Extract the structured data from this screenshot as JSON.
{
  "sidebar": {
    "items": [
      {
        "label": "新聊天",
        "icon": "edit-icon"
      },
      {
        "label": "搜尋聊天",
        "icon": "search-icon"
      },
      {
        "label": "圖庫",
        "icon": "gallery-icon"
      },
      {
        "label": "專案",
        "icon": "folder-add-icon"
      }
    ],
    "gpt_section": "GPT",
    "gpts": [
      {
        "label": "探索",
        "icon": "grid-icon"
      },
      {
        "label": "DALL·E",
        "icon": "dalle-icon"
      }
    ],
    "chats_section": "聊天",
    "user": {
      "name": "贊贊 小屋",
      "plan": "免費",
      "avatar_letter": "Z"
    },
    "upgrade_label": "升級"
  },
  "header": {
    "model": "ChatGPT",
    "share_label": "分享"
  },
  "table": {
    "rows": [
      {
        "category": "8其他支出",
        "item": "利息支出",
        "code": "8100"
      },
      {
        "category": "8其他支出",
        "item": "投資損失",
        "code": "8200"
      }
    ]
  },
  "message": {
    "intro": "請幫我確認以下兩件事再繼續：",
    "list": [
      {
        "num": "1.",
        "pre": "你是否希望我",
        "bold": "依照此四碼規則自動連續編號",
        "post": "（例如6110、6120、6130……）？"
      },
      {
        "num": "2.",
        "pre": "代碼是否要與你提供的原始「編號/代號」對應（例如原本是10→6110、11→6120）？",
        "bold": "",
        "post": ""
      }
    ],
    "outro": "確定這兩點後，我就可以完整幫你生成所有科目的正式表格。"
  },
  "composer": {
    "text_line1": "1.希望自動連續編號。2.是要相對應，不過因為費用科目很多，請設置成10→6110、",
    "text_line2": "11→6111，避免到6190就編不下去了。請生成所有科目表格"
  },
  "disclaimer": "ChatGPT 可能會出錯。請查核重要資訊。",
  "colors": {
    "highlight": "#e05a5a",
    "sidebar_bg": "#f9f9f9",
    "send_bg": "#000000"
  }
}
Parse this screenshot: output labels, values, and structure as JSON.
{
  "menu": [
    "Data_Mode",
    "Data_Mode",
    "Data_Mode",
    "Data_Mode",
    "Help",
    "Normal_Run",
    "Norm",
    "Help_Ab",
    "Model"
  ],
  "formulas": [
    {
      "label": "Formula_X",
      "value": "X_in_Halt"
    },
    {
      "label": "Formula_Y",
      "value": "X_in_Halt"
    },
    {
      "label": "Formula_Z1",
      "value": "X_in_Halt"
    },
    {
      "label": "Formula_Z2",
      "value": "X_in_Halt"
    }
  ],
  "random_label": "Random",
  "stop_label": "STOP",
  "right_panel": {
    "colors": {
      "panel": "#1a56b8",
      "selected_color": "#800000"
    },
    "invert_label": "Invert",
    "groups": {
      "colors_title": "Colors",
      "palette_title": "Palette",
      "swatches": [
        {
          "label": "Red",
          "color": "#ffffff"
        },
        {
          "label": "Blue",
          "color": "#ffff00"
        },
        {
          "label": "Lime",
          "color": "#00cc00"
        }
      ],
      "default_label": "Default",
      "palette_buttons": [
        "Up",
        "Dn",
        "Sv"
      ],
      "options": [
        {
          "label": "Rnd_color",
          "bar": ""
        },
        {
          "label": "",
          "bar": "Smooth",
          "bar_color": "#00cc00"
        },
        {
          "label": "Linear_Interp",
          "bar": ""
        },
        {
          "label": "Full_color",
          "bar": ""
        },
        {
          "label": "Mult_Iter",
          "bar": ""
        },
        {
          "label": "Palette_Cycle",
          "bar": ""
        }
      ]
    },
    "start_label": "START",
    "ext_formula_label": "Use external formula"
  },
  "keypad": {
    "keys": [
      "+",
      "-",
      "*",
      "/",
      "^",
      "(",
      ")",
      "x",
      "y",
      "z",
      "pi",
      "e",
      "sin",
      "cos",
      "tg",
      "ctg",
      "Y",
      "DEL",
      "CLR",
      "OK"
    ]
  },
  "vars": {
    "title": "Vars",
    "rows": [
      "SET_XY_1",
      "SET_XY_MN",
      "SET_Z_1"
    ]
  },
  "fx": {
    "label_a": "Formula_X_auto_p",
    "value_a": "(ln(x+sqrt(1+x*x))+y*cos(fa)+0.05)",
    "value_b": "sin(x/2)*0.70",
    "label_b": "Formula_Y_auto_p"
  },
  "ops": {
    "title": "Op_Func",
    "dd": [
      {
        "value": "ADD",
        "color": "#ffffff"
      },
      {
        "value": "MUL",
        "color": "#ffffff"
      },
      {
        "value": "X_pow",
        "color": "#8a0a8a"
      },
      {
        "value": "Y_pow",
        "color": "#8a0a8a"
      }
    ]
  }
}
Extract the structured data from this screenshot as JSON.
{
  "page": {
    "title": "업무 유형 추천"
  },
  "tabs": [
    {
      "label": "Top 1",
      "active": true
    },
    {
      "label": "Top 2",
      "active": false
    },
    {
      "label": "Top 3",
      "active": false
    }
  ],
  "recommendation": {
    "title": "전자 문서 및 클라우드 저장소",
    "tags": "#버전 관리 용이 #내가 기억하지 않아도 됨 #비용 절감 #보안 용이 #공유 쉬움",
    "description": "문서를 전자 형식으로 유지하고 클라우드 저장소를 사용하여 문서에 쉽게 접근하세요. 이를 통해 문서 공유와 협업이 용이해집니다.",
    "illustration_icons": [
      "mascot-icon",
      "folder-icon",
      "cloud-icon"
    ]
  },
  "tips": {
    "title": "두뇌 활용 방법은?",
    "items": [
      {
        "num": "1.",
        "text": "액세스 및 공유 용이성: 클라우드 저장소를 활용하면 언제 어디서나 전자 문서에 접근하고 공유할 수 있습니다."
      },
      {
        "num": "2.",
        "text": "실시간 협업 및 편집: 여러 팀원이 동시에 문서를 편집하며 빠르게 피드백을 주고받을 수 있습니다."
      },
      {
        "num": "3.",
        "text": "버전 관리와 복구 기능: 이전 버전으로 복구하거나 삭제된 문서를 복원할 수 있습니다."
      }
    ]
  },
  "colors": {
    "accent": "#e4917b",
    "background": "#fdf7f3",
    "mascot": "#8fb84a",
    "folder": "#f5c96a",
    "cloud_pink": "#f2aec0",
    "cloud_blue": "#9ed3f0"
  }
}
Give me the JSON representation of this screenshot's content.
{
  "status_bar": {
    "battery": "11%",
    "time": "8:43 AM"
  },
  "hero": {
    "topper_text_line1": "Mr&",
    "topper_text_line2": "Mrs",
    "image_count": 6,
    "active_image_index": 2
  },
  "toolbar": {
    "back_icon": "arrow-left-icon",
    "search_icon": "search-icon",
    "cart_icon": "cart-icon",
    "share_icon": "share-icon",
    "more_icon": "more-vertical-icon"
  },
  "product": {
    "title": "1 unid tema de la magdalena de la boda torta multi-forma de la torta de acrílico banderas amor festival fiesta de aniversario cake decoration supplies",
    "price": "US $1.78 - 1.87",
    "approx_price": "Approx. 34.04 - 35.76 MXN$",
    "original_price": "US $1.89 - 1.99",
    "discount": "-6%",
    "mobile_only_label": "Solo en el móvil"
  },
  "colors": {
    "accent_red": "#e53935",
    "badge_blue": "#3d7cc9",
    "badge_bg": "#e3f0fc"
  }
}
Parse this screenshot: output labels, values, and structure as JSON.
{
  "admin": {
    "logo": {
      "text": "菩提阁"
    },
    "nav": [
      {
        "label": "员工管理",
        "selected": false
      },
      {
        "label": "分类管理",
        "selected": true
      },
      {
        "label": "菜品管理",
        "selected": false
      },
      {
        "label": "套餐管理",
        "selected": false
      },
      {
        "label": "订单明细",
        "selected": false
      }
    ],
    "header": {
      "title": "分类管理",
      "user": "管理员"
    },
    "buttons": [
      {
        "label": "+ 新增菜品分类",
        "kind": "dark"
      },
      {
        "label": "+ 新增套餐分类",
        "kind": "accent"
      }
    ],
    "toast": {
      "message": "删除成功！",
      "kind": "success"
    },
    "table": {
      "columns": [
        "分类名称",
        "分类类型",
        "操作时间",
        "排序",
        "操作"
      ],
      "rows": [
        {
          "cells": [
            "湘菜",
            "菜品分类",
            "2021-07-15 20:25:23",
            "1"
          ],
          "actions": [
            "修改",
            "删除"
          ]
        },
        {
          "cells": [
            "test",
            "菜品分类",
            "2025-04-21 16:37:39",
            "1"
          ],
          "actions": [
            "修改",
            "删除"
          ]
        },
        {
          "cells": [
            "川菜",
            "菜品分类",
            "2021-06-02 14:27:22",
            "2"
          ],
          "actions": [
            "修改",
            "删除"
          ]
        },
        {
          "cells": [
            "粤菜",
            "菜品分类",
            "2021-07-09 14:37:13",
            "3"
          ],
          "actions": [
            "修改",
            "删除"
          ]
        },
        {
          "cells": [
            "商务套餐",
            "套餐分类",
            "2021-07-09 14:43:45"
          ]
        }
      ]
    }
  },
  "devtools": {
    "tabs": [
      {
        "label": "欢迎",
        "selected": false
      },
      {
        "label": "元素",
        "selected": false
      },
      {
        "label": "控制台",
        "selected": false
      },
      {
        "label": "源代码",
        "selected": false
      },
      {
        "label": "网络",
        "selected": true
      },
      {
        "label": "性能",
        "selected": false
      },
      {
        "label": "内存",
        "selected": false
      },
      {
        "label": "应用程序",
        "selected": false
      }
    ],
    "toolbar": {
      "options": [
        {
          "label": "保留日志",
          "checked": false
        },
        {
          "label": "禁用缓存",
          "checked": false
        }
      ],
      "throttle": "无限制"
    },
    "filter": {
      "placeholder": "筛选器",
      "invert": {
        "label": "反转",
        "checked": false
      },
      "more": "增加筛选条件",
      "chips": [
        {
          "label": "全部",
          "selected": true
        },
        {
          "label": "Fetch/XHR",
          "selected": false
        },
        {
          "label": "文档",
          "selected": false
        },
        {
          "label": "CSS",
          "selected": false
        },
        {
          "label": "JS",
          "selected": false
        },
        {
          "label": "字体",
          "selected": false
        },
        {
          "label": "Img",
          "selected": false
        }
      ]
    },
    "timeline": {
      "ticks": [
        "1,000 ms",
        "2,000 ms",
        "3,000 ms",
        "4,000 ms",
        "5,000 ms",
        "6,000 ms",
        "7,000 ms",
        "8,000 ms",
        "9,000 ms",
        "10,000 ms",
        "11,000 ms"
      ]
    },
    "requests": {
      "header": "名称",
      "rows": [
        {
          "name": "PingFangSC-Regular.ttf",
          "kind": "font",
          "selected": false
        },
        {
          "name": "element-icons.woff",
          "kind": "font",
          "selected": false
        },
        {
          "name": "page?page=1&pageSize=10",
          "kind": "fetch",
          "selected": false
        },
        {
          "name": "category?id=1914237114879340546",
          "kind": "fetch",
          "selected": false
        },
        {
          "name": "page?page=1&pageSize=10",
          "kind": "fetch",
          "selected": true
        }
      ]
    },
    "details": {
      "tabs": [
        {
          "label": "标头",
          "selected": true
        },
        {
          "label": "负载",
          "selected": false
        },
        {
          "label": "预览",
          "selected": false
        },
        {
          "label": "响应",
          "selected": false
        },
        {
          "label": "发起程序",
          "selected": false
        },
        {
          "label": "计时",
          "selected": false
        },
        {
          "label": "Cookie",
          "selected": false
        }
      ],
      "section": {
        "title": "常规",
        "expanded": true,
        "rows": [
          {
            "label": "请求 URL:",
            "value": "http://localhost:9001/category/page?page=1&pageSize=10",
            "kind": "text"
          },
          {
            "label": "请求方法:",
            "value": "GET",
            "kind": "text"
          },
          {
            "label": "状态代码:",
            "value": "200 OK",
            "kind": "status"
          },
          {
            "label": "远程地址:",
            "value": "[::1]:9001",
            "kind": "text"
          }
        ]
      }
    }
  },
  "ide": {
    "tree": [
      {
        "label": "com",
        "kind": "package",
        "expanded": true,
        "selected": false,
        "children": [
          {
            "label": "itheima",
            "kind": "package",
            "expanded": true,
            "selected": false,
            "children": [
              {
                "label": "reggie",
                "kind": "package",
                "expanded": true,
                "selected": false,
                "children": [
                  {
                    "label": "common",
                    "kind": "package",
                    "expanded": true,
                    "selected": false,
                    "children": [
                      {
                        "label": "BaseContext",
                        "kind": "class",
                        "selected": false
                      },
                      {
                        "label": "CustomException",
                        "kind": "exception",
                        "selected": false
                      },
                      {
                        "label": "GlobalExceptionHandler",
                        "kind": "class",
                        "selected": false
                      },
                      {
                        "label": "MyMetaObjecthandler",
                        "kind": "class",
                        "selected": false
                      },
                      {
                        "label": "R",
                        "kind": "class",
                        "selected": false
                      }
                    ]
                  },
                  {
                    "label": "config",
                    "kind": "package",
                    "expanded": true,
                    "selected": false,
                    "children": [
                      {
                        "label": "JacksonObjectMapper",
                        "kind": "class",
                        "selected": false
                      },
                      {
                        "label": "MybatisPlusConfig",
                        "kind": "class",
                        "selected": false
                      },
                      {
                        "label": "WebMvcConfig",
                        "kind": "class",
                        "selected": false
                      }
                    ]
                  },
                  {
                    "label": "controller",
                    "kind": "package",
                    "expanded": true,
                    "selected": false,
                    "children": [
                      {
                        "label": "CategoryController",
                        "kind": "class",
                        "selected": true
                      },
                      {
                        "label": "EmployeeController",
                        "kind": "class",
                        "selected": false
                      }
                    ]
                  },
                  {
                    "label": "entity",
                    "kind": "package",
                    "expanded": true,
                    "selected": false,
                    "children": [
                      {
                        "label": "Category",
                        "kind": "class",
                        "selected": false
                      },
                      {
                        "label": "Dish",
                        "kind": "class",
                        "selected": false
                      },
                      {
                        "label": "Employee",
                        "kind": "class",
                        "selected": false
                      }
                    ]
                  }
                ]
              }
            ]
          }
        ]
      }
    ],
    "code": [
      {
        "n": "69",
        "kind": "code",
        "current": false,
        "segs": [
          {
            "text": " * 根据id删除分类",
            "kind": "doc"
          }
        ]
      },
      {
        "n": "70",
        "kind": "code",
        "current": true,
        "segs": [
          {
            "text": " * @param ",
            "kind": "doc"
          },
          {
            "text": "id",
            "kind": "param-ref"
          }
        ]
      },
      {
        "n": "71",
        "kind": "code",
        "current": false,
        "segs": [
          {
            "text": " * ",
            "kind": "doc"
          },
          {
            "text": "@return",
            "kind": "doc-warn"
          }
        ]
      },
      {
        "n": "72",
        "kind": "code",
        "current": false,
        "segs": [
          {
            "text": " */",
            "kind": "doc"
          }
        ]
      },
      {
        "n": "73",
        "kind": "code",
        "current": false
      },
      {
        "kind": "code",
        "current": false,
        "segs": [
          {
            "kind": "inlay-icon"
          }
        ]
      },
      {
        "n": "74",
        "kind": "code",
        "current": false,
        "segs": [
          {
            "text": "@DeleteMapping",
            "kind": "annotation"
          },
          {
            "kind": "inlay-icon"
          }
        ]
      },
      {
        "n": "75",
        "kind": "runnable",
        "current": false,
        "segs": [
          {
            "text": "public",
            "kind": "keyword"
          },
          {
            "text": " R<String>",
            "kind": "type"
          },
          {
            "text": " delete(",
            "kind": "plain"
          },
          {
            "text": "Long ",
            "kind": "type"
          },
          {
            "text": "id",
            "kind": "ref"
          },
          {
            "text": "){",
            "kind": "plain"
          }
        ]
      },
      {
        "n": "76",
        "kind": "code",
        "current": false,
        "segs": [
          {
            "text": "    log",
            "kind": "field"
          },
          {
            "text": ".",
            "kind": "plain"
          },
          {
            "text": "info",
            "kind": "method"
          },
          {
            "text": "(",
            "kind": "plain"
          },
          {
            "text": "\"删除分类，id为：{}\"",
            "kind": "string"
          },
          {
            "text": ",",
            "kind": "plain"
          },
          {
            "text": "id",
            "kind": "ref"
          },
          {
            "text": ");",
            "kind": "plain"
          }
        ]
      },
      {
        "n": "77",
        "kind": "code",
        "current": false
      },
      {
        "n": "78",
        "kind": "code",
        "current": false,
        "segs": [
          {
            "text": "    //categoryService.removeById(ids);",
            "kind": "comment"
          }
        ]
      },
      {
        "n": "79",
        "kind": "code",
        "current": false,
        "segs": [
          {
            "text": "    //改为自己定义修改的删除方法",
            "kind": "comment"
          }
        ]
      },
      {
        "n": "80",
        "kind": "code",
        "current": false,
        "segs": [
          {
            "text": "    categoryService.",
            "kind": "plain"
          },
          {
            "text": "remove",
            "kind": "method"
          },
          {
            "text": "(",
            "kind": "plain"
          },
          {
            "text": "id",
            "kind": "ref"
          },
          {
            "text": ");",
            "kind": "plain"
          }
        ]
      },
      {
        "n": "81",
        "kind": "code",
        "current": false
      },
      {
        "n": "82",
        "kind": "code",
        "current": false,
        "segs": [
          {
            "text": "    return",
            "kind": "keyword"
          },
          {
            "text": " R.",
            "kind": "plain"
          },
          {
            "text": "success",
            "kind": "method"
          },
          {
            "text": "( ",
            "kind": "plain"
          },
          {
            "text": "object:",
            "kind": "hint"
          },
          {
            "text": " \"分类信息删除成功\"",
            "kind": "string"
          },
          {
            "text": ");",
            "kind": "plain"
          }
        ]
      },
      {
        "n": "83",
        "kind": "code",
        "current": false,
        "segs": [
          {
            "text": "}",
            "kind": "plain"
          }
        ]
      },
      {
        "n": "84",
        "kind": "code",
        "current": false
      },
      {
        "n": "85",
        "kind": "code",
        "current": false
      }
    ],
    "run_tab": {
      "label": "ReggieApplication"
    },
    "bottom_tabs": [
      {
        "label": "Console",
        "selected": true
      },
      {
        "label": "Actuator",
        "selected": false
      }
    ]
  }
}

**WHAT NEEDS TO BE DONE**
Copy all the lines above that hold the string "ChatGPT".

**RESULT OF THE EXERCISE**
    "model": "ChatGPT",
  "disclaimer": "ChatGPT 可能會出錯。請查核重要資訊。",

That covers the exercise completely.